## Given problem:
Reproduce every line of the records below character for character, leaving out the pictures.
--- START OF Available data ---
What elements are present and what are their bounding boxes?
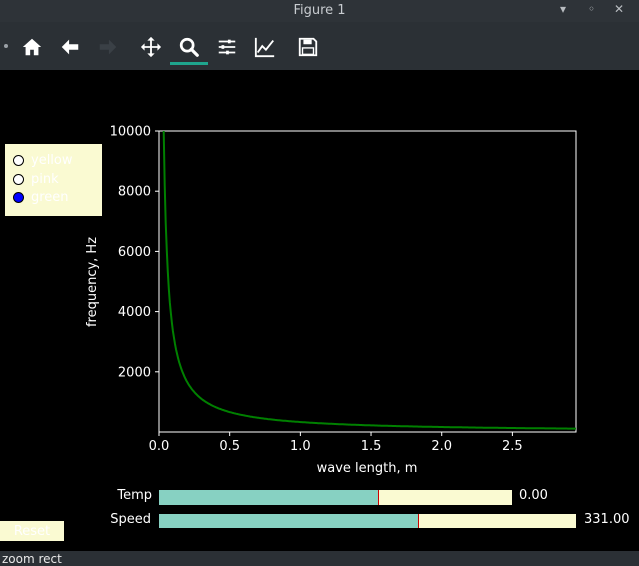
slider-speed-value: 331.00 (584, 512, 630, 527)
slider-temp[interactable] (159, 490, 512, 505)
slider-speed-label: Speed (110, 512, 151, 527)
reset-button[interactable]: Reset (0, 521, 64, 541)
y-tick-label: 10000 (110, 125, 151, 140)
plot-frame (158, 130, 577, 433)
x-tick-label: 1.5 (361, 439, 382, 454)
y-tick-label: 6000 (118, 245, 151, 260)
status-text: zoom rect (2, 552, 62, 566)
frequency-plot[interactable]: 0.0 0.5 1.0 1.5 2.0 2.5200040006000800010000 … (0, 0, 639, 566)
x-tick-label: 2.0 (431, 439, 452, 454)
slider-speed[interactable] (159, 514, 576, 528)
y-axis-label: frequency, Hz (85, 237, 100, 327)
x-tick-label: 2.5 (502, 439, 523, 454)
x-tick-label: 1.0 (290, 439, 311, 454)
slider-temp-fill (159, 490, 378, 505)
y-tick-label: 8000 (118, 185, 151, 200)
slider-temp-marker (377, 490, 380, 505)
x-axis-label: wave length, m (317, 461, 418, 476)
slider-speed-fill (159, 514, 418, 528)
y-tick-label: 2000 (118, 365, 151, 380)
x-tick-label: 0.5 (219, 439, 240, 454)
slider-speed-marker (417, 514, 420, 528)
y-tick-label: 4000 (118, 305, 151, 320)
slider-temp-value: 0.00 (519, 488, 548, 503)
x-tick-label: 0.0 (149, 439, 170, 454)
frequency-line (162, 130, 576, 430)
status-bar: zoom rect (0, 551, 639, 566)
slider-temp-label: Temp (117, 488, 152, 503)
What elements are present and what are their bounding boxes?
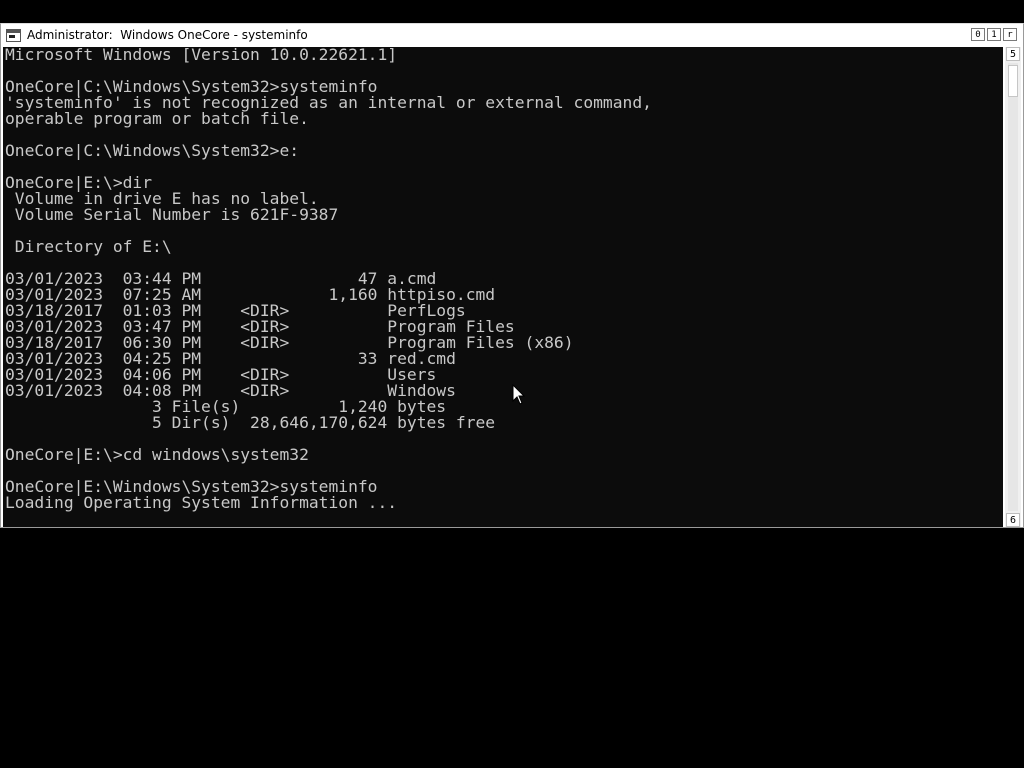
- console-line: 5 Dir(s) 28,646,170,624 bytes free: [5, 413, 496, 432]
- scroll-track[interactable]: [1008, 63, 1018, 511]
- close-button[interactable]: r: [1003, 28, 1017, 41]
- console-line: Directory of E:\: [5, 237, 172, 256]
- console-output[interactable]: Microsoft Windows [Version 10.0.22621.1]…: [3, 47, 1003, 527]
- console-line: operable program or batch file.: [5, 109, 309, 128]
- console-line: Loading Operating System Information ...: [5, 493, 398, 512]
- console-app-icon: [6, 28, 21, 42]
- scroll-up-button[interactable]: 5: [1006, 47, 1020, 61]
- mouse-pointer-icon: [512, 384, 526, 405]
- console-line: Volume Serial Number is 621F-9387: [5, 205, 339, 224]
- maximize-button[interactable]: 1: [987, 28, 1001, 41]
- scroll-down-button[interactable]: 6: [1006, 513, 1020, 527]
- window-title: Administrator: Windows OneCore - systemi…: [27, 28, 308, 42]
- console-line: OneCore|C:\Windows\System32>e:: [5, 141, 300, 160]
- title-bar[interactable]: Administrator: Windows OneCore - systemi…: [1, 24, 1023, 46]
- console-line: Microsoft Windows [Version 10.0.22621.1]: [5, 47, 398, 64]
- console-text: Microsoft Windows [Version 10.0.22621.1]…: [3, 47, 1003, 511]
- scroll-thumb[interactable]: [1008, 65, 1018, 97]
- window-controls: 0 1 r: [971, 28, 1017, 41]
- minimize-button[interactable]: 0: [971, 28, 985, 41]
- console-line: OneCore|E:\>cd windows\system32: [5, 445, 309, 464]
- console-window: Administrator: Windows OneCore - systemi…: [0, 23, 1024, 528]
- vertical-scrollbar[interactable]: 5 6: [1005, 47, 1021, 527]
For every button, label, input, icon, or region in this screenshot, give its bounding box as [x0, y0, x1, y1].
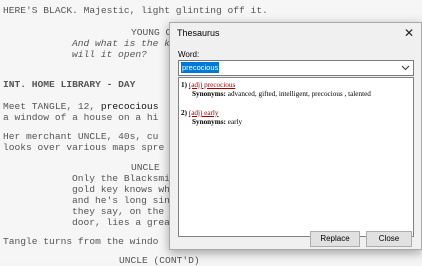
synonyms-row: Synonyms: advanced, gifted, intelligent,… [192, 90, 371, 99]
dialogue-line: gold key knows wh [72, 184, 170, 195]
dialog-title: Thesaurus [177, 28, 220, 38]
word-value[interactable]: precocious [181, 62, 220, 73]
action-text: Meet TANGLE, 12, [3, 101, 101, 112]
close-icon[interactable]: ✕ [404, 26, 414, 40]
list-item[interactable]: 1) (adj) precocious [181, 81, 235, 90]
action-line: Meet TANGLE, 12, precocious [3, 101, 158, 112]
character-cue: UNCLE (CONT'D) [119, 255, 200, 266]
character-cue: UNCLE [131, 162, 160, 173]
action-line: Her merchant UNCLE, 40s, cu [3, 131, 159, 142]
script-line: HERE'S BLACK. Majestic, light glinting o… [3, 5, 268, 16]
action-line: looks over various maps spre [3, 142, 165, 153]
scene-heading: INT. HOME LIBRARY - DAY [3, 79, 136, 90]
entry-number: 2) [181, 109, 187, 117]
synonyms-label: Synonyms: [192, 118, 226, 126]
chevron-down-icon[interactable] [401, 61, 410, 75]
entry-number: 1) [181, 81, 187, 89]
synonyms-list[interactable]: 1) (adj) precocious Synonyms: advanced, … [178, 77, 414, 237]
dialogue-line: they say, on the [72, 206, 165, 217]
word-combobox[interactable]: precocious [178, 60, 414, 76]
action-line: Tangle turns from the windo [3, 236, 159, 247]
replace-button[interactable]: Replace [310, 231, 360, 247]
synonyms-text[interactable]: advanced, gifted, intelligent, precociou… [228, 90, 371, 98]
dialogue-line: will it open? [72, 49, 147, 60]
close-button[interactable]: Close [366, 231, 412, 247]
thesaurus-dialog: Thesaurus ✕ Word: precocious 1) (adj) pr… [169, 22, 422, 250]
word-label: Word: [178, 50, 200, 59]
synonyms-label: Synonyms: [192, 90, 226, 98]
dialog-titlebar[interactable]: Thesaurus ✕ [170, 23, 421, 45]
character-cue: YOUNG C [131, 27, 172, 38]
dialogue-line: and he's long sin [72, 195, 170, 206]
dialogue-line: Only the Blacksmi [72, 173, 170, 184]
selected-word: precocious [100, 101, 159, 112]
dialogue-line: door, lies a grea [72, 217, 170, 228]
dialogue-line: And what is the k [72, 38, 170, 49]
synonyms-text[interactable]: early [228, 118, 242, 126]
meaning-link[interactable]: (adj) precocious [189, 81, 236, 89]
synonyms-row: Synonyms: early [192, 118, 242, 127]
action-line: a window of a house on a hi [3, 112, 159, 123]
list-item[interactable]: 2) (adj) early [181, 109, 219, 118]
meaning-link[interactable]: (adj) early [189, 109, 219, 117]
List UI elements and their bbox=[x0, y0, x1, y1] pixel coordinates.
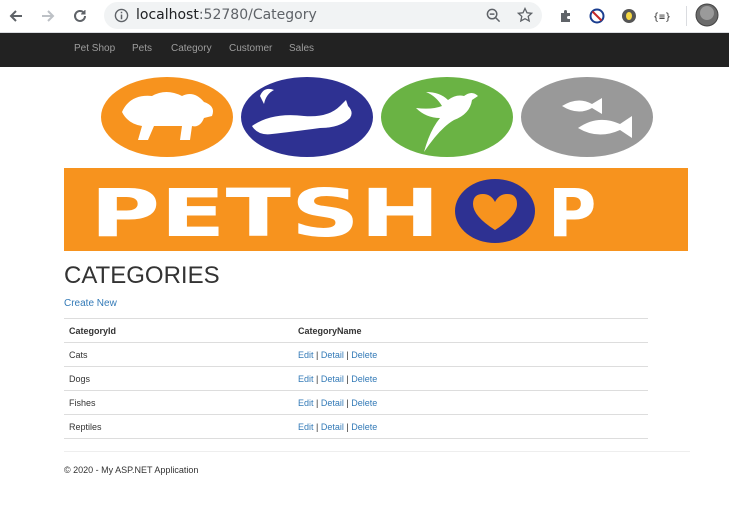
--- END OF Available data ---
## Problem solution:
What elements are present and what are their bounding boxes?
slider-speed-value: 331.00 (584, 512, 630, 527)
slider-temp[interactable] (159, 490, 512, 505)
slider-speed-label: Speed (110, 512, 151, 527)
reset-button[interactable]: Reset (0, 521, 64, 541)
y-tick-label: 10000 (110, 125, 151, 140)
plot-frame (158, 130, 577, 433)
x-tick-label: 1.5 (361, 439, 382, 454)
y-tick-label: 6000 (118, 245, 151, 260)
status-text: zoom rect (2, 552, 62, 566)
frequency-plot[interactable]: 0.0 0.5 1.0 1.5 2.0 2.5200040006000800010000 … (0, 0, 639, 566)
x-tick-label: 2.0 (431, 439, 452, 454)
slider-speed[interactable] (159, 514, 576, 528)
y-axis-label: frequency, Hz (85, 237, 100, 327)
x-tick-label: 2.5 (502, 439, 523, 454)
x-tick-label: 1.0 (290, 439, 311, 454)
slider-temp-fill (159, 490, 378, 505)
y-tick-label: 8000 (118, 185, 151, 200)
slider-temp-marker (377, 490, 380, 505)
x-axis-label: wave length, m (317, 461, 418, 476)
slider-speed-fill (159, 514, 418, 528)
y-tick-label: 2000 (118, 365, 151, 380)
x-tick-label: 0.5 (219, 439, 240, 454)
slider-speed-marker (417, 514, 420, 528)
y-tick-label: 4000 (118, 305, 151, 320)
slider-temp-value: 0.00 (519, 488, 548, 503)
x-tick-label: 0.0 (149, 439, 170, 454)
frequency-line (162, 130, 576, 430)
status-bar: zoom rect (0, 551, 639, 566)
slider-temp-label: Temp (117, 488, 152, 503)
What elements are present and what are their bounding boxes?
- console-line: 5 Dir(s) 28,646,170,624 bytes free: [5, 413, 496, 432]
- scroll-track[interactable]: [1008, 63, 1018, 511]
- close-button[interactable]: r: [1003, 28, 1017, 41]
- console-line: Directory of E:\: [5, 237, 172, 256]
- console-output[interactable]: Microsoft Windows [Version 10.0.22621.1]…: [3, 47, 1003, 527]
- console-line: operable program or batch file.: [5, 109, 309, 128]
- console-line: Loading Operating System Information ...: [5, 493, 398, 512]
- console-app-icon: [6, 28, 21, 42]
- scroll-up-button[interactable]: 5: [1006, 47, 1020, 61]
- mouse-pointer-icon: [512, 384, 526, 405]
- console-line: Volume Serial Number is 621F-9387: [5, 205, 339, 224]
- maximize-button[interactable]: 1: [987, 28, 1001, 41]
- scroll-down-button[interactable]: 6: [1006, 513, 1020, 527]
- window-title: Administrator: Windows OneCore - systemi…: [27, 28, 308, 42]
- console-line: OneCore|C:\Windows\System32>e:: [5, 141, 300, 160]
- title-bar[interactable]: Administrator: Windows OneCore - systemi…: [1, 24, 1023, 46]
- console-line: Microsoft Windows [Version 10.0.22621.1]: [5, 47, 398, 64]
- console-text: Microsoft Windows [Version 10.0.22621.1]…: [3, 47, 1003, 511]
- scroll-thumb[interactable]: [1008, 65, 1018, 97]
- window-controls: 0 1 r: [971, 28, 1017, 41]
- minimize-button[interactable]: 0: [971, 28, 985, 41]
- console-line: OneCore|E:\>cd windows\system32: [5, 445, 309, 464]
- console-window: Administrator: Windows OneCore - systemi…: [0, 23, 1024, 528]
- vertical-scrollbar[interactable]: 5 6: [1005, 47, 1021, 527]
For every button, label, input, icon, or region in this screenshot, give its bounding box as [x0, y0, x1, y1].
synonyms-row: Synonyms: advanced, gifted, intelligent,… [192, 90, 371, 99]
dialogue-line: gold key knows wh [72, 184, 170, 195]
dialog-title: Thesaurus [177, 28, 220, 38]
word-value[interactable]: precocious [181, 62, 220, 73]
action-text: Meet TANGLE, 12, [3, 101, 101, 112]
close-icon[interactable]: ✕ [404, 26, 414, 40]
list-item[interactable]: 1) (adj) precocious [181, 81, 235, 90]
action-line: Meet TANGLE, 12, precocious [3, 101, 158, 112]
character-cue: UNCLE (CONT'D) [119, 255, 200, 266]
character-cue: UNCLE [131, 162, 160, 173]
action-line: Her merchant UNCLE, 40s, cu [3, 131, 159, 142]
script-line: HERE'S BLACK. Majestic, light glinting o… [3, 5, 268, 16]
action-line: looks over various maps spre [3, 142, 165, 153]
scene-heading: INT. HOME LIBRARY - DAY [3, 79, 136, 90]
entry-number: 2) [181, 109, 187, 117]
synonyms-label: Synonyms: [192, 118, 226, 126]
chevron-down-icon[interactable] [401, 61, 410, 75]
entry-number: 1) [181, 81, 187, 89]
synonyms-list[interactable]: 1) (adj) precocious Synonyms: advanced, … [178, 77, 414, 237]
dialogue-line: they say, on the [72, 206, 165, 217]
word-combobox[interactable]: precocious [178, 60, 414, 76]
action-line: Tangle turns from the windo [3, 236, 159, 247]
replace-button[interactable]: Replace [310, 231, 360, 247]
synonyms-text[interactable]: advanced, gifted, intelligent, precociou… [228, 90, 371, 98]
dialogue-line: will it open? [72, 49, 147, 60]
close-button[interactable]: Close [366, 231, 412, 247]
thesaurus-dialog: Thesaurus ✕ Word: precocious 1) (adj) pr… [169, 22, 422, 250]
word-label: Word: [178, 50, 200, 59]
synonyms-label: Synonyms: [192, 90, 226, 98]
dialog-titlebar[interactable]: Thesaurus ✕ [170, 23, 421, 45]
character-cue: YOUNG C [131, 27, 172, 38]
dialogue-line: and he's long sin [72, 195, 170, 206]
dialogue-line: Only the Blacksmi [72, 173, 170, 184]
selected-word: precocious [100, 101, 159, 112]
dialogue-line: door, lies a grea [72, 217, 170, 228]
dialogue-line: And what is the k [72, 38, 170, 49]
synonyms-text[interactable]: early [228, 118, 242, 126]
meaning-link[interactable]: (adj) precocious [189, 81, 236, 89]
synonyms-row: Synonyms: early [192, 118, 242, 127]
action-line: a window of a house on a hi [3, 112, 159, 123]
list-item[interactable]: 2) (adj) early [181, 109, 219, 118]
meaning-link[interactable]: (adj) early [189, 109, 219, 117]
List UI elements and their bbox=[x0, y0, x1, y1] pixel coordinates.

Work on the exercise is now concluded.